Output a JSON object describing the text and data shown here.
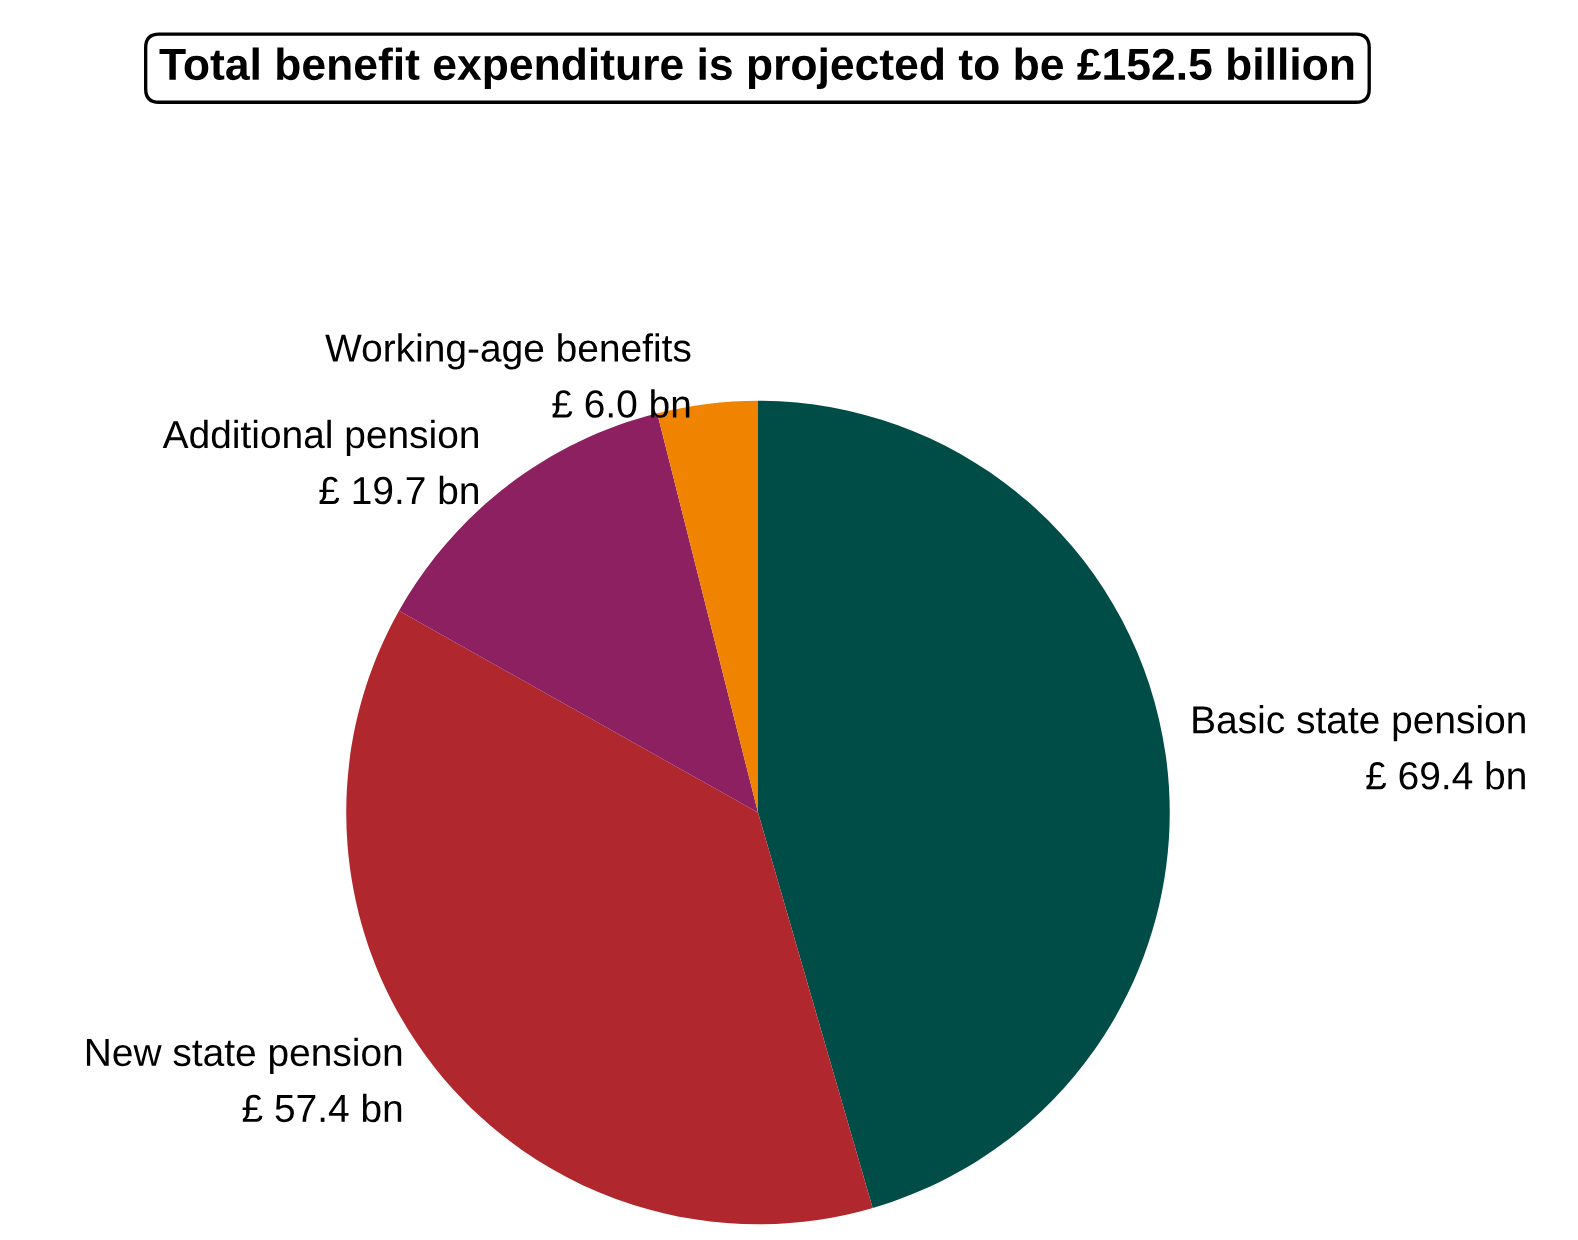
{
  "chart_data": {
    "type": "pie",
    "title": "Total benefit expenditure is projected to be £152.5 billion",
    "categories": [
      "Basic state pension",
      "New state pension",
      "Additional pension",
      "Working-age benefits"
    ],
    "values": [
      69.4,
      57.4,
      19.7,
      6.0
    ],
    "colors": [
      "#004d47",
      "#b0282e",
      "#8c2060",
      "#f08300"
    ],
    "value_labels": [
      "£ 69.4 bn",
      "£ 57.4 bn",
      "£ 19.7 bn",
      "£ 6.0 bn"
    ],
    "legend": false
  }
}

◆ **Written instruction**: Copy each line that holds the word "pension".

◆ **Task answer**:
      "Basic state pension",
      "New state pension",
      "Additional pension",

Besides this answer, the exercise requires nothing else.